SHORT PROBLEM :: Print every one of the following lines verbatim, keeping their original order.

RECORDS SHOWN ::
⟨
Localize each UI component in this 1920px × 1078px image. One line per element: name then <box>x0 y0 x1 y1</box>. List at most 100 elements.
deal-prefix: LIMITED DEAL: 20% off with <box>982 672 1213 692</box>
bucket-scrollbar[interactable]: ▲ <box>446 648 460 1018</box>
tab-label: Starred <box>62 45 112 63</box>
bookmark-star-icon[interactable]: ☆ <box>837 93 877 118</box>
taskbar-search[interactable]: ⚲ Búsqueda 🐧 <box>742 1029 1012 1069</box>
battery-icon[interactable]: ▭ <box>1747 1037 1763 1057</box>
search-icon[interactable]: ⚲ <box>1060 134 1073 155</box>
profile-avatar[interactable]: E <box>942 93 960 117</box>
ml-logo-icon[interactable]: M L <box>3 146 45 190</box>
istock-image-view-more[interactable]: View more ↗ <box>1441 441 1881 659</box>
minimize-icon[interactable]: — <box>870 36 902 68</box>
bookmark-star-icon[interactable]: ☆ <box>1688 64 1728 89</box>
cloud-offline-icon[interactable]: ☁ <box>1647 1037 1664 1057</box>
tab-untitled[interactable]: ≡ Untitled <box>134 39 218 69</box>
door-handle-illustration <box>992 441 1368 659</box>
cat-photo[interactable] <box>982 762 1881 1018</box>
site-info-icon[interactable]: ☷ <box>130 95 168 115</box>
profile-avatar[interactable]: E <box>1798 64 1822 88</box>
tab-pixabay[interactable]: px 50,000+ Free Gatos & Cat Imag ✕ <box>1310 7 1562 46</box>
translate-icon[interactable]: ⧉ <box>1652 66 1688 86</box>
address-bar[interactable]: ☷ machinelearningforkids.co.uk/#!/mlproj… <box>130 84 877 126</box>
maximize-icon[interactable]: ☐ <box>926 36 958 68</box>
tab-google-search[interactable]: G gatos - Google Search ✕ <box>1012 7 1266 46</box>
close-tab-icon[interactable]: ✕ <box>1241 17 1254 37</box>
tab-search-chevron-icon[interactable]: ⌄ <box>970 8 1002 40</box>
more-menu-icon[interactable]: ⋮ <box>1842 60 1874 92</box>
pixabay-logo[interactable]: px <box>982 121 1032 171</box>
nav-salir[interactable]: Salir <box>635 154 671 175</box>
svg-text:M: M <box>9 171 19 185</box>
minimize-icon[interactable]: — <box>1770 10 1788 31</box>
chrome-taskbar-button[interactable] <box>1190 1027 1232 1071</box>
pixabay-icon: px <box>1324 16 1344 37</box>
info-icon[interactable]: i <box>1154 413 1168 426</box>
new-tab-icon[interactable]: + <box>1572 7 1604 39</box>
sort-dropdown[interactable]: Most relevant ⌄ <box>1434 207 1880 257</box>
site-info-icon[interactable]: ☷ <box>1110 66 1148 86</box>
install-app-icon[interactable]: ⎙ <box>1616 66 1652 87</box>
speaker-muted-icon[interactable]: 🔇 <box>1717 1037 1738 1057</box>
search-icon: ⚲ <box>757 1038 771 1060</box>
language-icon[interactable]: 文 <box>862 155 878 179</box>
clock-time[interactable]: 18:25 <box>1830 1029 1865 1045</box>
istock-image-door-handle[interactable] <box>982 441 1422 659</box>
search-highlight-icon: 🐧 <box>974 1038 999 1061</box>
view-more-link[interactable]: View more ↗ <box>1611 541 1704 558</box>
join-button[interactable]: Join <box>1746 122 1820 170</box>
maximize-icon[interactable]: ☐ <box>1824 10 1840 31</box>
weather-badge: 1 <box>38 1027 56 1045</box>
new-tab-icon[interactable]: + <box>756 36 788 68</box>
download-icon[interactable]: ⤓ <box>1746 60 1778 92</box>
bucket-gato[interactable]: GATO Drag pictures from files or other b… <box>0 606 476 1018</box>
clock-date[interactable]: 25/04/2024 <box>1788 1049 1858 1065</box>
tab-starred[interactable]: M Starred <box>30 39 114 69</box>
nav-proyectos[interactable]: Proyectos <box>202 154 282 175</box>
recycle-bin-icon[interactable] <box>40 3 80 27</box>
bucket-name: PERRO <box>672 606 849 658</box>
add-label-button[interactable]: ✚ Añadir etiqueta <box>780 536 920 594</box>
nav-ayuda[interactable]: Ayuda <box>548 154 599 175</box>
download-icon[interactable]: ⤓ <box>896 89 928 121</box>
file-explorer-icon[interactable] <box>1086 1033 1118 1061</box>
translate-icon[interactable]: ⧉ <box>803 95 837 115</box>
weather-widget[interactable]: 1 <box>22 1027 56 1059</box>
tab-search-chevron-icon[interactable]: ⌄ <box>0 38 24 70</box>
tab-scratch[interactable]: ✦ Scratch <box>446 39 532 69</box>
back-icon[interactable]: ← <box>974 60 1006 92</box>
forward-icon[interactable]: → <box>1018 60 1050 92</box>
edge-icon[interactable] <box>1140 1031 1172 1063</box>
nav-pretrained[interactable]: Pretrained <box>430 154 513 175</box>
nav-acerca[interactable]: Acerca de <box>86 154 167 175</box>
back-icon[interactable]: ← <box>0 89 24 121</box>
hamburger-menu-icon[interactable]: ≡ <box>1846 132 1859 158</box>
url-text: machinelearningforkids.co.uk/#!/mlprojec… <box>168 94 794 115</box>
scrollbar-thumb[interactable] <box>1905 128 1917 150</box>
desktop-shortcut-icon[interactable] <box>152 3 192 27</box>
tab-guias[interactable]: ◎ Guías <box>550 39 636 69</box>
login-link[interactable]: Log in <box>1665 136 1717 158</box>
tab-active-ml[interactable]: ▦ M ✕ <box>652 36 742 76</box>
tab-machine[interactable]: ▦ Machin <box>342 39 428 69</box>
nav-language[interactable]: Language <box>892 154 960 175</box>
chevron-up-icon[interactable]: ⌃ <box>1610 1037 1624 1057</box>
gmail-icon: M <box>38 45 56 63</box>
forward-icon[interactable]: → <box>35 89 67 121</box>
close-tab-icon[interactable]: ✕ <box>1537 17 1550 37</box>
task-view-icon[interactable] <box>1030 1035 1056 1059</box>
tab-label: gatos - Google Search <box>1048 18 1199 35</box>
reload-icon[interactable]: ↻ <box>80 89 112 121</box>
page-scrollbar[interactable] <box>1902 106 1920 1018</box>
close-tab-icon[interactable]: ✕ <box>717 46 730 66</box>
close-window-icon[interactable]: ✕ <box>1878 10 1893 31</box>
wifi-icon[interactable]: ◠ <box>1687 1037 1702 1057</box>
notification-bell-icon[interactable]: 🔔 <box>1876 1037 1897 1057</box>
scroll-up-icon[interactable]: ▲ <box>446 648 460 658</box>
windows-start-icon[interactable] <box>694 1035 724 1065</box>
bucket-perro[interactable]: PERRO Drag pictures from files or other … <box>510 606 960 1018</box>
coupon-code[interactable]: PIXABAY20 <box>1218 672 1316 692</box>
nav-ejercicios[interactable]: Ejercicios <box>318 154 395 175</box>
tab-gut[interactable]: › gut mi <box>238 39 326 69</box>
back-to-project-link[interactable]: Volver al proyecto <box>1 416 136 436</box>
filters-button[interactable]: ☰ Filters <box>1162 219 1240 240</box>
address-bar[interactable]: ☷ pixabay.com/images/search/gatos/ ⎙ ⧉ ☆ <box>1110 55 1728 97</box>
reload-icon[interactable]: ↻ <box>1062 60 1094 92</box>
⟩
WRITTEN ANSWER ::
Localize each UI component in this 1920px × 1078px image. One line per element: name then <box>x0 y0 x1 y1</box>. List at most 100 elements.
deal-prefix: LIMITED DEAL: 20% off with <box>982 672 1213 692</box>
bucket-scrollbar[interactable]: ▲ <box>446 648 460 1018</box>
tab-label: Starred <box>62 45 112 63</box>
bookmark-star-icon[interactable]: ☆ <box>837 93 877 118</box>
taskbar-search[interactable]: ⚲ Búsqueda 🐧 <box>742 1029 1012 1069</box>
battery-icon[interactable]: ▭ <box>1747 1037 1763 1057</box>
search-icon[interactable]: ⚲ <box>1060 134 1073 155</box>
profile-avatar[interactable]: E <box>942 93 960 117</box>
ml-logo-icon[interactable]: M L <box>3 146 45 190</box>
istock-image-view-more[interactable]: View more ↗ <box>1441 441 1881 659</box>
minimize-icon[interactable]: — <box>870 36 902 68</box>
bookmark-star-icon[interactable]: ☆ <box>1688 64 1728 89</box>
cloud-offline-icon[interactable]: ☁ <box>1647 1037 1664 1057</box>
tab-untitled[interactable]: ≡ Untitled <box>134 39 218 69</box>
door-handle-illustration <box>992 441 1368 659</box>
cat-photo[interactable] <box>982 762 1881 1018</box>
site-info-icon[interactable]: ☷ <box>130 95 168 115</box>
profile-avatar[interactable]: E <box>1798 64 1822 88</box>
tab-pixabay[interactable]: px 50,000+ Free Gatos & Cat Imag ✕ <box>1310 7 1562 46</box>
translate-icon[interactable]: ⧉ <box>1652 66 1688 86</box>
address-bar[interactable]: ☷ machinelearningforkids.co.uk/#!/mlproj… <box>130 84 877 126</box>
maximize-icon[interactable]: ☐ <box>926 36 958 68</box>
tab-google-search[interactable]: G gatos - Google Search ✕ <box>1012 7 1266 46</box>
close-tab-icon[interactable]: ✕ <box>1241 17 1254 37</box>
tab-search-chevron-icon[interactable]: ⌄ <box>970 8 1002 40</box>
more-menu-icon[interactable]: ⋮ <box>1842 60 1874 92</box>
pixabay-logo[interactable]: px <box>982 121 1032 171</box>
nav-salir[interactable]: Salir <box>635 154 671 175</box>
svg-text:M: M <box>9 171 19 185</box>
minimize-icon[interactable]: — <box>1770 10 1788 31</box>
chrome-taskbar-button[interactable] <box>1190 1027 1232 1071</box>
pixabay-icon: px <box>1324 16 1344 37</box>
info-icon[interactable]: i <box>1154 413 1168 426</box>
new-tab-icon[interactable]: + <box>1572 7 1604 39</box>
sort-dropdown[interactable]: Most relevant ⌄ <box>1434 207 1880 257</box>
site-info-icon[interactable]: ☷ <box>1110 66 1148 86</box>
install-app-icon[interactable]: ⎙ <box>1616 66 1652 87</box>
speaker-muted-icon[interactable]: 🔇 <box>1717 1037 1738 1057</box>
search-icon: ⚲ <box>757 1038 771 1060</box>
language-icon[interactable]: 文 <box>862 155 878 179</box>
clock-time[interactable]: 18:25 <box>1830 1029 1865 1045</box>
istock-image-door-handle[interactable] <box>982 441 1422 659</box>
search-highlight-icon: 🐧 <box>974 1038 999 1061</box>
view-more-link[interactable]: View more ↗ <box>1611 541 1704 558</box>
join-button[interactable]: Join <box>1746 122 1820 170</box>
maximize-icon[interactable]: ☐ <box>1824 10 1840 31</box>
weather-badge: 1 <box>38 1027 56 1045</box>
new-tab-icon[interactable]: + <box>756 36 788 68</box>
download-icon[interactable]: ⤓ <box>1746 60 1778 92</box>
bucket-gato[interactable]: GATO Drag pictures from files or other b… <box>0 606 476 1018</box>
clock-date[interactable]: 25/04/2024 <box>1788 1049 1858 1065</box>
tab-starred[interactable]: M Starred <box>30 39 114 69</box>
nav-proyectos[interactable]: Proyectos <box>202 154 282 175</box>
recycle-bin-icon[interactable] <box>40 3 80 27</box>
bucket-name: PERRO <box>672 606 849 658</box>
add-label-button[interactable]: ✚ Añadir etiqueta <box>780 536 920 594</box>
nav-ayuda[interactable]: Ayuda <box>548 154 599 175</box>
download-icon[interactable]: ⤓ <box>896 89 928 121</box>
file-explorer-icon[interactable] <box>1086 1033 1118 1061</box>
translate-icon[interactable]: ⧉ <box>803 95 837 115</box>
weather-widget[interactable]: 1 <box>22 1027 56 1059</box>
tab-search-chevron-icon[interactable]: ⌄ <box>0 38 24 70</box>
tab-scratch[interactable]: ✦ Scratch <box>446 39 532 69</box>
back-icon[interactable]: ← <box>974 60 1006 92</box>
forward-icon[interactable]: → <box>1018 60 1050 92</box>
edge-icon[interactable] <box>1140 1031 1172 1063</box>
nav-pretrained[interactable]: Pretrained <box>430 154 513 175</box>
nav-acerca[interactable]: Acerca de <box>86 154 167 175</box>
back-icon[interactable]: ← <box>0 89 24 121</box>
hamburger-menu-icon[interactable]: ≡ <box>1846 132 1859 158</box>
url-text: machinelearningforkids.co.uk/#!/mlprojec… <box>168 94 794 115</box>
scrollbar-thumb[interactable] <box>1905 128 1917 150</box>
desktop-shortcut-icon[interactable] <box>152 3 192 27</box>
tab-guias[interactable]: ◎ Guías <box>550 39 636 69</box>
login-link[interactable]: Log in <box>1665 136 1717 158</box>
tab-active-ml[interactable]: ▦ M ✕ <box>652 36 742 76</box>
tab-machine[interactable]: ▦ Machin <box>342 39 428 69</box>
nav-language[interactable]: Language <box>892 154 960 175</box>
chevron-up-icon[interactable]: ⌃ <box>1610 1037 1624 1057</box>
gmail-icon: M <box>38 45 56 63</box>
forward-icon[interactable]: → <box>35 89 67 121</box>
close-tab-icon[interactable]: ✕ <box>1537 17 1550 37</box>
task-view-icon[interactable] <box>1030 1035 1056 1059</box>
tab-label: gatos - Google Search <box>1048 18 1199 35</box>
reload-icon[interactable]: ↻ <box>80 89 112 121</box>
page-scrollbar[interactable] <box>1902 106 1920 1018</box>
close-tab-icon[interactable]: ✕ <box>717 46 730 66</box>
close-window-icon[interactable]: ✕ <box>1878 10 1893 31</box>
wifi-icon[interactable]: ◠ <box>1687 1037 1702 1057</box>
notification-bell-icon[interactable]: 🔔 <box>1876 1037 1897 1057</box>
scroll-up-icon[interactable]: ▲ <box>446 648 460 658</box>
windows-start-icon[interactable] <box>694 1035 724 1065</box>
bucket-perro[interactable]: PERRO Drag pictures from files or other … <box>510 606 960 1018</box>
coupon-code[interactable]: PIXABAY20 <box>1218 672 1316 692</box>
nav-ejercicios[interactable]: Ejercicios <box>318 154 395 175</box>
tab-gut[interactable]: › gut mi <box>238 39 326 69</box>
back-to-project-link[interactable]: Volver al proyecto <box>1 416 136 436</box>
filters-button[interactable]: ☰ Filters <box>1162 219 1240 240</box>
address-bar[interactable]: ☷ pixabay.com/images/search/gatos/ ⎙ ⧉ ☆ <box>1110 55 1728 97</box>
reload-icon[interactable]: ↻ <box>1062 60 1094 92</box>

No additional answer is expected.